• _WORK TO DO_
Gather all lines from the material that contain the word "האברו".

________________________

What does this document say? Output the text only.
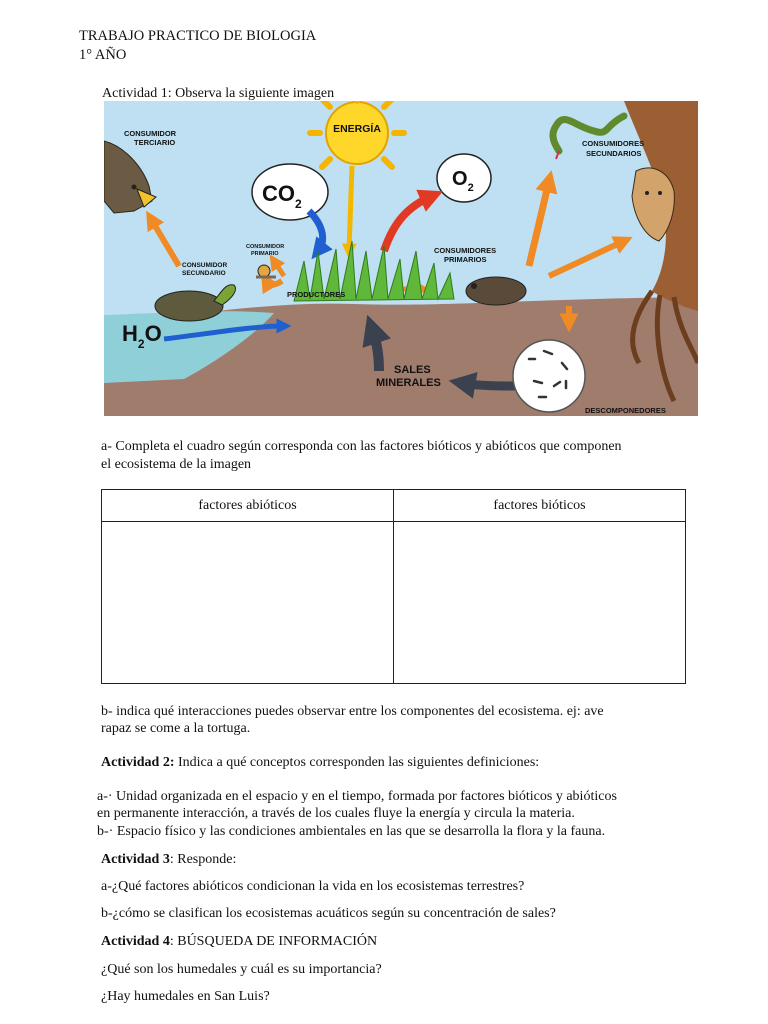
TRABAJO PRACTICO DE BIOLOGIA
1° AÑO
Actividad 1: Observa la siguiente imagen
ENERGÍA
$CO_2$
$O_2$
PRODUCTORES
$H_2O$
CONSUMIDOR
TERCIARIO	CONSUMIDORES
SECUNDARIOS
CONSUMIDOR
PRIMARIO
CONSUMIDOR
SECUNDARIO
CONSUMIDORES
PRIMARIOS
SALES
MINERALES
DESCOMPONEDORES
a- Completa el cuadro según corresponda con las factores bióticos y abióticos que componen
el ecosistema de la imagen
factores abióticos	factores bióticos

b- indica qué interacciones puedes observar entre los componentes del ecosistema. ej: ave
rapaz se come a la tortuga.
Actividad 2: Indica a qué conceptos corresponden las siguientes definiciones:
a-· Unidad organizada en el espacio y en el tiempo, formada por factores bióticos y abióticos
en permanente interacción, a través de los cuales fluye la energía y circula la materia.
b-· Espacio físico y las condiciones ambientales en las que se desarrolla la flora y la fauna.
Actividad 3: Responde:
a-¿Qué factores abióticos condicionan la vida en los ecosistemas terrestres?
b-¿cómo se clasifican los ecosistemas acuáticos según su concentración de sales?
Actividad 4: BÚSQUEDA DE INFORMACIÓN
¿Qué son los humedales y cuál es su importancia?
¿Hay humedales en San Luis?
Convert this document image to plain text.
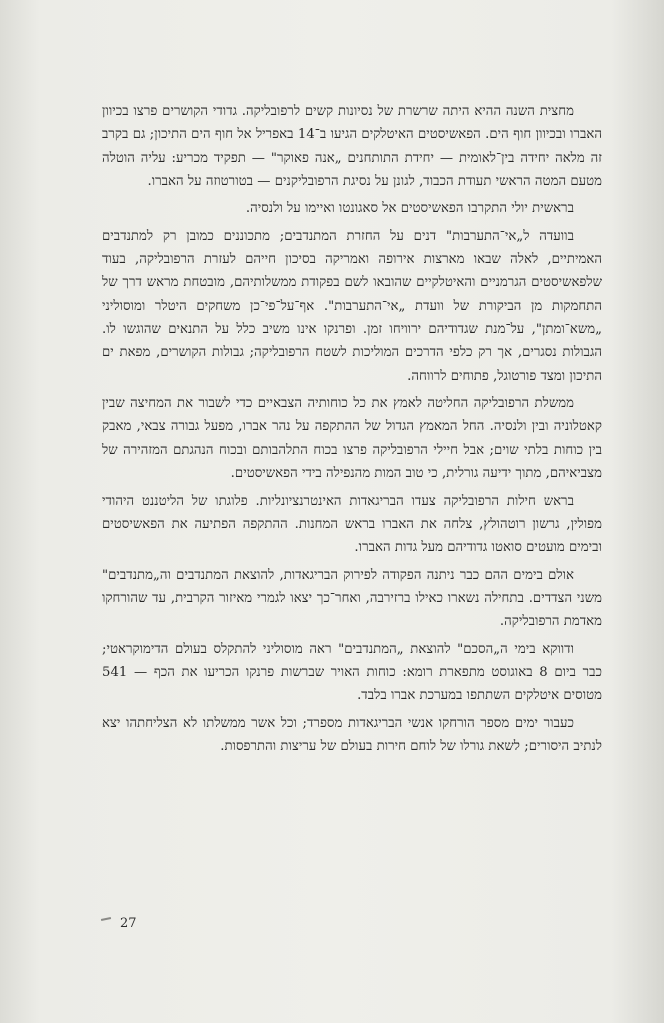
מחצית השנה ההיא היתה שרשרת של נסיונות קשים לרפובליקה. גדודי הקושרים פרצו בכיוון האברו ובכיוון חוף הים. הפאשיסטים האיטלקים הגיעו ב־14 באפריל אל חוף הים התיכון; גם בקרב זה מלאה יחידה בין־לאומית — יחידת התותחנים „אנה פאוקר" — תפקיד מכריע: עליה הוטלה מטעם המטה הראשי תעודת הכבוד, לגונן על נסיגת הרפובליקנים — בטורטוזה על האברו.

בראשית יולי התקרבו הפאשיסטים אל סאגונטו ואיימו על ולנסיה.

בוועדה ל„אי־התערבות" דנים על החזרת המתנדבים; מתכוננים כמובן רק למתנדבים האמיתיים, לאלה שבאו מארצות אירופה ואמריקה בסיכון חייהם לעזרת הרפובליקה, בעוד שלפאשיסטים הגרמניים והאיטלקיים שהובאו לשם בפקודת ממשלותיהם, מובטחת מראש דרך של התחמקות מן הביקורת של וועדת „אי־התערבות". אף־על־פי־כן משחקים היטלר ומוסוליני „משא־ומתן", על־מנת שגדודיהם ירוויחו זמן. ופרנקו אינו משיב כלל על התנאים שהוגשו לו. הגבולות נסגרים, אך רק כלפי הדרכים המוליכות לשטח הרפובליקה; גבולות הקושרים, מפאת ים התיכון ומצד פורטוגל, פתוחים לרווחה.

ממשלת הרפובליקה החליטה לאמץ את כל כוחותיה הצבאיים כדי לשבור את המחיצה שבין קאטלוניה ובין ולנסיה. החל המאמץ הגדול של ההתקפה על נהר אברו, מפעל גבורה צבאי, מאבק בין כוחות בלתי שוים; אבל חיילי הרפובליקה פרצו בכוח התלהבותם ובכוח הנהגתם המזהירה של מצביאיהם, מתוך ידיעה גורלית, כי טוב המות מהנפילה בידי הפאשיסטים.

בראש חילות הרפובליקה צעדו הבריגאדות האינטרנציונליות. פלוגתו של הליטננט היהודי מפולין, גרשון רוטהולץ, צלחה את האברו בראש המחנות. ההתקפה הפתיעה את הפאשיסטים ובימים מועטים סואטו גדודיהם מעל גדות האברו.

אולם בימים ההם כבר ניתנה הפקודה לפירוק הבריגאדות, להוצאת המתנדבים וה„מתנדבים" משני הצדדים. בתחילה נשארו כאילו ברזירבה, ואחר־כך יצאו לגמרי מאיזור הקרבית, עד שהורחקו מאדמת הרפובליקה.

ודווקא בימי ה„הסכם" להוצאת „המתנדבים" ראה מוסוליני להתקלס בעולם הדימוקראטי; כבר ביום 8 באוגוסט מתפארת רומא: כוחות האויר שברשות פרנקו הכריעו את הכף — 541 מטוסים איטלקים השתתפו במערכת אברו בלבד.

כעבור ימים מספר הורחקו אנשי הבריגאדות מספרד; וכל אשר ממשלתו לא הצליחתהו יצא לנתיב היסורים; לשאת גורלו של לוחם חירות בעולם של עריצות והתרפסות.

27
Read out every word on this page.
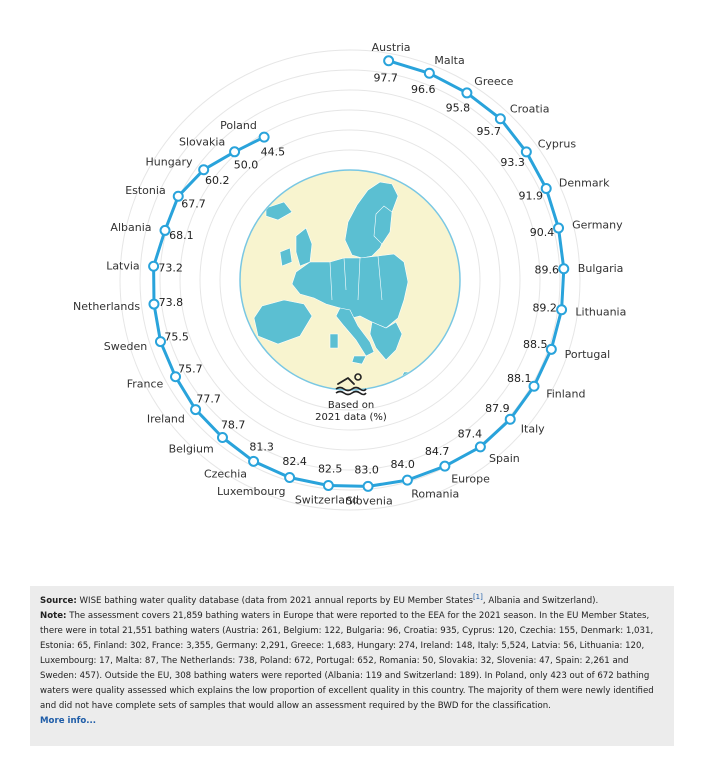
Based on
2021 data (%)
97.7
Austria
96.6
Malta
95.8
Greece
95.7
Croatia
93.3
Cyprus
91.9
Denmark
90.4
Germany
89.6 Bulgaria
89.2 Lithuania
88.5
Portugal
88.1
Finland
87.9
Italy
87.4
Spain
84.7
Europe
84.0
Romania
83.0
Slovenia
82.5
Switzerland
82.4
Luxembourg
81.3
Czechia
78.7
Belgium
77.7
Ireland
75.7
France
75.5
Sweden
73.8
Netherlands
73.2
Latvia
68.1
Albania
67.7
Estonia
60.2
Hungary	50.0
Slovakia
44.5
Poland

Source: WISE bathing water quality database (data from 2021 annual reports by EU Member States[1], Albania and Switzerland).

Note: The assessment covers 21,859 bathing waters in Europe that were reported to the EEA for the 2021 season. In the EU Member States, there were in total 21,551 bathing waters (Austria: 261, Belgium: 122, Bulgaria: 96, Croatia: 935, Cyprus: 120, Czechia: 155, Denmark: 1,031, Estonia: 65, Finland: 302, France: 3,355, Germany: 2,291, Greece: 1,683, Hungary: 274, Ireland: 148, Italy: 5,524, Latvia: 56, Lithuania: 120, Luxembourg: 17, Malta: 87, The Netherlands: 738, Poland: 672, Portugal: 652, Romania: 50, Slovakia: 32, Slovenia: 47, Spain: 2,261 and Sweden: 457). Outside the EU, 308 bathing waters were reported (Albania: 119 and Switzerland: 189). In Poland, only 423 out of 672 bathing waters were quality assessed which explains the low proportion of excellent quality in this country. The majority of them were newly identified and did not have complete sets of samples that would allow an assessment required by the BWD for the classification.

More info...
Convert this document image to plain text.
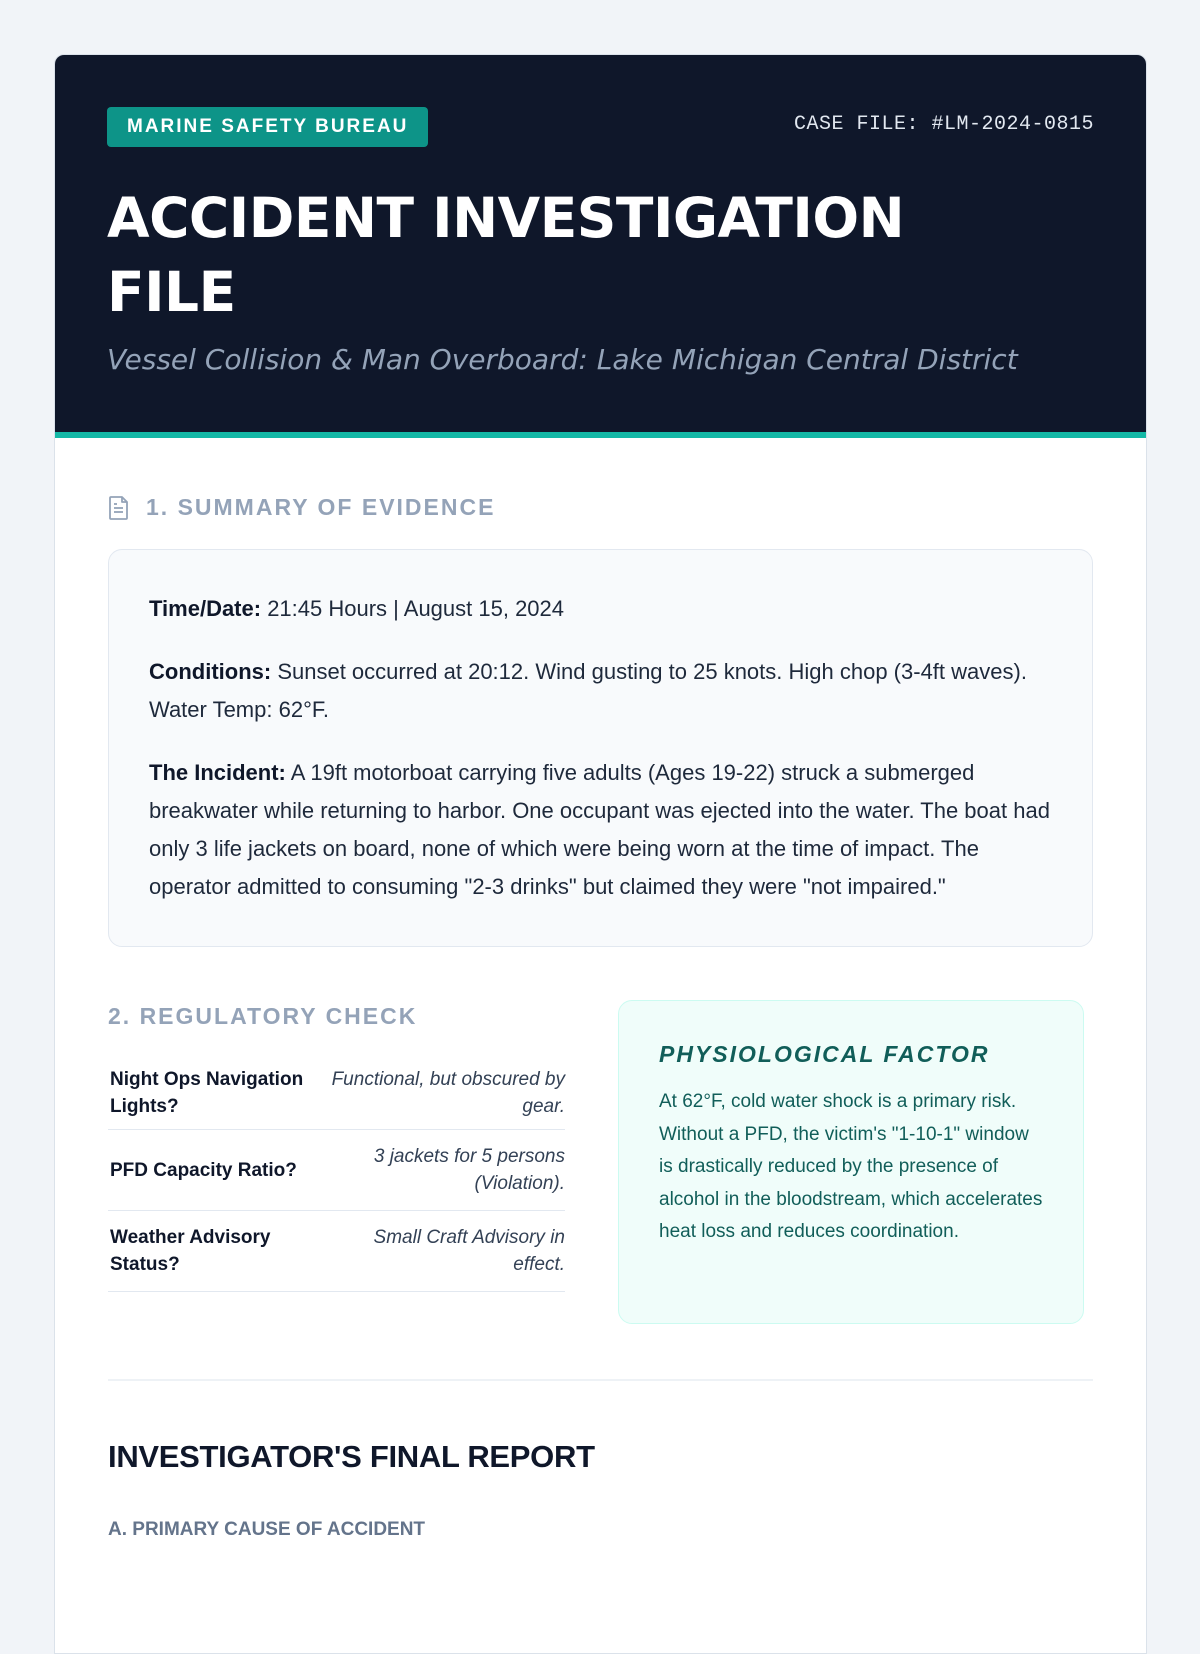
MARINE SAFETY BUREAU	CASE FILE: #LM-2024-0815
ACCIDENT INVESTIGATION FILE
Vessel Collision & Man Overboard: Lake Michigan Central District
1. SUMMARY OF EVIDENCE

Time/Date: 21:45 Hours | August 15, 2024

Conditions: Sunset occurred at 20:12. Wind gusting to 25 knots. High chop (3-4ft waves). Water Temp: 62°F.

The Incident: A 19ft motorboat carrying five adults (Ages 19-22) struck a submerged breakwater while returning to harbor. One occupant was ejected into the water. The boat had only 3 life jackets on board, none of which were being worn at the time of impact. The operator admitted to consuming "2-3 drinks" but claimed they were "not impaired."

2. REGULATORY CHECK
Night Ops Navigation Lights?
Functional, but obscured by gear.
PFD Capacity Ratio?
3 jackets for 5 persons (Violation).
Weather Advisory Status?
Small Craft Advisory in effect.
PHYSIOLOGICAL FACTOR
At 62°F, cold water shock is a primary risk. Without a PFD, the victim's "1-10-1" window is drastically reduced by the presence of alcohol in the bloodstream, which accelerates heat loss and reduces coordination.
INVESTIGATOR'S FINAL REPORT
A. PRIMARY CAUSE OF ACCIDENT
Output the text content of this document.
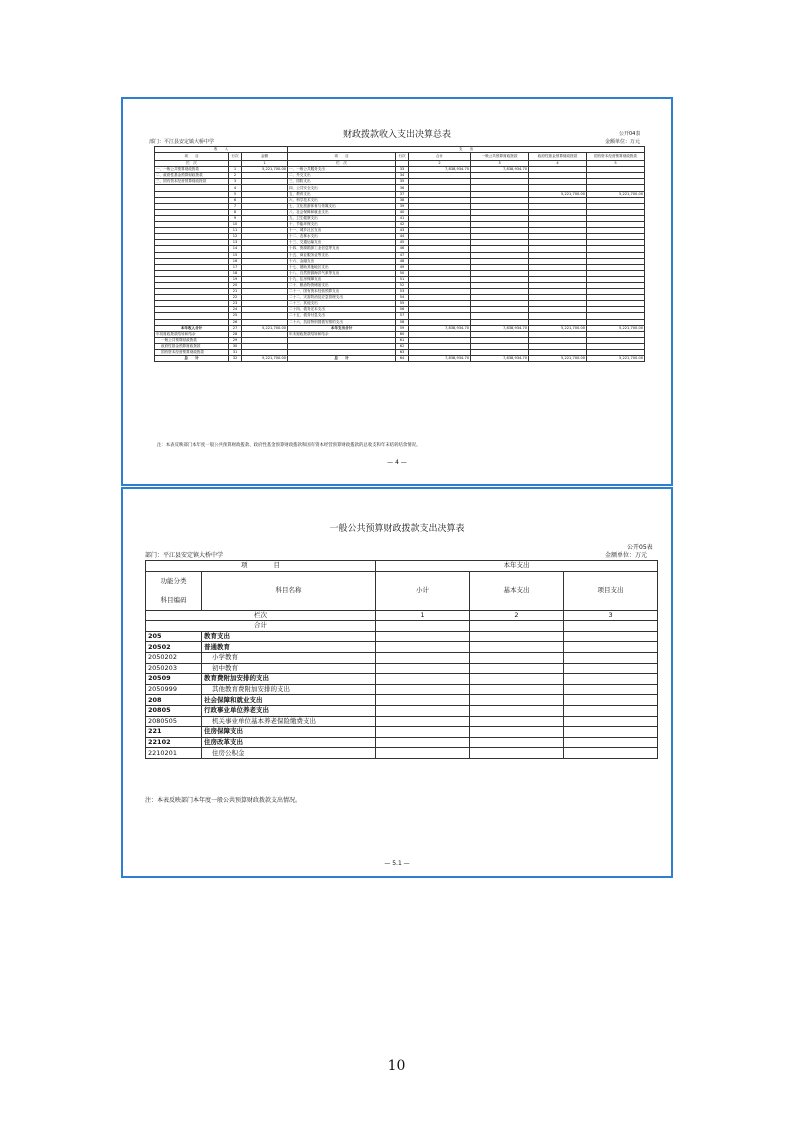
财政拨款收入支出决算总表	公开04表
部门：平江县安定镇大桥中学	金额单位：万元
收　　入			支　　出					
项　　目	行次	金额	项　　目	行次	合计	一般公共预算财政拨款	政府性基金预算财政拨款	国有资本经营预算财政拨款

栏　次		1	栏　次		2	3	4	5
一、一般公共预算财政拨款	1	5,221,700.00	一、一般公共服务支出	33	7,838,934.70	7,838,934.70		
二、政府性基金预算财政拨款	2		二、外交支出	34				
三、国有资本经营预算财政拨款	3		三、国防支出	35				
	4		四、公共安全支出	36				
	5		五、教育支出	37			5,221,700.00	5,221,700.00
	6		六、科学技术支出	38				
	7		七、文化旅游体育与传媒支出	39				
	8		八、社会保障和就业支出	40				
	9		九、卫生健康支出	41				
	10		十、节能环保支出	42				
	11		十一、城乡社区支出	43				
	12		十二、农林水支出	44				
	13		十三、交通运输支出	45				
	14		十四、资源勘探工业信息等支出	46				
	15		十五、商业服务业等支出	47				
	16		十六、金融支出	48				
	17		十七、援助其他地区支出	49				
	18		十八、自然资源海洋气象等支出	50				
	19		十九、住房保障支出	51				
	20		二十、粮油物资储备支出	52				
	21		二十一、国有资本经营预算支出	53				
	22		二十二、灾害防治及应急管理支出	54				
	23		二十三、其他支出	55				
	24		二十四、债务还本支出	56				
	25		二十五、债务付息支出	57				
	26		二十六、抗疫特别国债安排的支出	58				
本年收入合计	27	5,221,700.00	本年支出合计	59	7,838,934.70	7,838,934.70	5,221,700.00	5,221,700.00
年初财政拨款结转和结余	28		年末财政拨款结转和结余	60				
一般公共预算财政拨款	29			61				
政府性基金预算财政拨款	30			62				
国有资本经营预算财政拨款	31			63				
总　　计	32	5,221,700.00	总　　计	64	7,838,934.70	7,838,934.70	5,221,700.00	5,221,700.00
注：本表反映部门本年度一般公共预算财政拨款、政府性基金预算财政拨款和国有资本经营预算财政拨款的总收支和年末结转结余情况。
— 4 —
一般公共预算财政拨款支出决算表
公开05表
部门：平江县安定镇大桥中学	金额单位：万元
项　　　　目		本年支出		
功能分类	科目名称	小计	基本支出	项目支出
科目编码				
栏次		1	2	3
合计				
205	教育支出			
20502	普通教育			
2050202	小学教育			
2050203	初中教育			
20509	教育费附加安排的支出			
2050999	其他教育费附加安排的支出			
208	社会保障和就业支出			
20805	行政事业单位养老支出			
2080505	机关事业单位基本养老保险缴费支出			
221	住房保障支出			
22102	住房改革支出			
2210201	住房公积金			
注：本表反映部门本年度一般公共预算财政拨款支出情况。
— 5.1 —
10
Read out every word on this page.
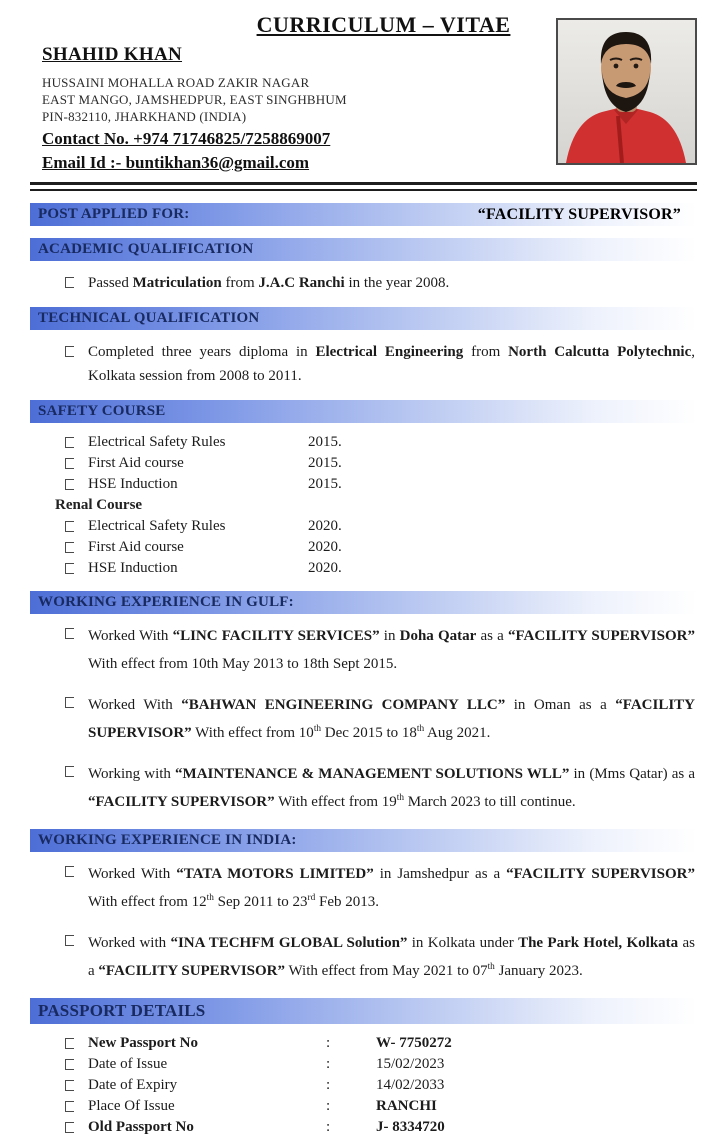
CURRICULUM – VITAE
SHAHID KHAN
HUSSAINI MOHALLA ROAD ZAKIR NAGAR
EAST MANGO, JAMSHEDPUR, EAST SINGHBHUM
PIN-832110, JHARKHAND (INDIA)
Contact No. +974 71746825/7258869007
Email Id :- buntikhan36@gmail.com
POST APPLIED FOR:	“FACILITY SUPERVISOR”
ACADEMIC QUALIFICATION
Passed Matriculation from J.A.C Ranchi in the year 2008.
TECHNICAL QUALIFICATION
Completed three years diploma in Electrical Engineering from North Calcutta Polytechnic, Kolkata session from 2008 to 2011.
SAFETY COURSE
Electrical Safety Rules	2015.
First Aid course	2015.
HSE Induction	2015.
Renal Course
Electrical Safety Rules	2020.
First Aid course	2020.
HSE Induction	2020.
WORKING EXPERIENCE IN GULF:
Worked With “LINC FACILITY SERVICES” in Doha Qatar as a “FACILITY SUPERVISOR” With effect from 10th May 2013 to 18th Sept 2015.
Worked With “BAHWAN ENGINEERING COMPANY LLC” in Oman as a “FACILITY SUPERVISOR” With effect from 10th Dec 2015 to 18th Aug 2021.
Working with “MAINTENANCE & MANAGEMENT SOLUTIONS WLL” in (Mms Qatar) as a “FACILITY SUPERVISOR” With effect from 19th March 2023 to till continue.
WORKING EXPERIENCE IN INDIA:
Worked With “TATA MOTORS LIMITED” in Jamshedpur as a “FACILITY SUPERVISOR” With effect from 12th Sep 2011 to 23rd Feb 2013.
Worked with “INA TECHFM GLOBAL Solution” in Kolkata under The Park Hotel, Kolkata as a “FACILITY SUPERVISOR” With effect from May 2021 to 07th January 2023.
PASSPORT DETAILS
New Passport No	:	W- 7750272
Date of Issue	:	15/02/2023
Date of Expiry	:	14/02/2033
Place Of Issue	:	RANCHI
Old Passport No	:	J- 8334720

________________________

• _FINAL RESULT_
מחצית השנה ההיא היתה שרשרת של נסיונות קשים לרפובליקה. גדודי הקושרים פרצו בכיוון האברו ובכיוון חוף הים. הפאשיסטים האיטלקים הגיעו ב־14 באפריל אל חוף הים התיכון; גם בקרב זה מלאה יחידה בין־לאומית — יחידת התותחנים „אנה פאוקר" — תפקיד מכריע: עליה הוטלה מטעם המטה הראשי תעודת הכבוד, לגונן על נסיגת הרפובליקנים — בטורטוזה על האברו.
בראש חילות הרפובליקה צעדו הבריגאדות האינטרנציונליות. פלוגתו של הליטננט היהודי מפולין, גרשון רוטהולץ, צלחה את האברו בראש המחנות. ההתקפה הפתיעה את הפאשיסטים ובימים מועטים סואטו גדודיהם מעל גדות האברו.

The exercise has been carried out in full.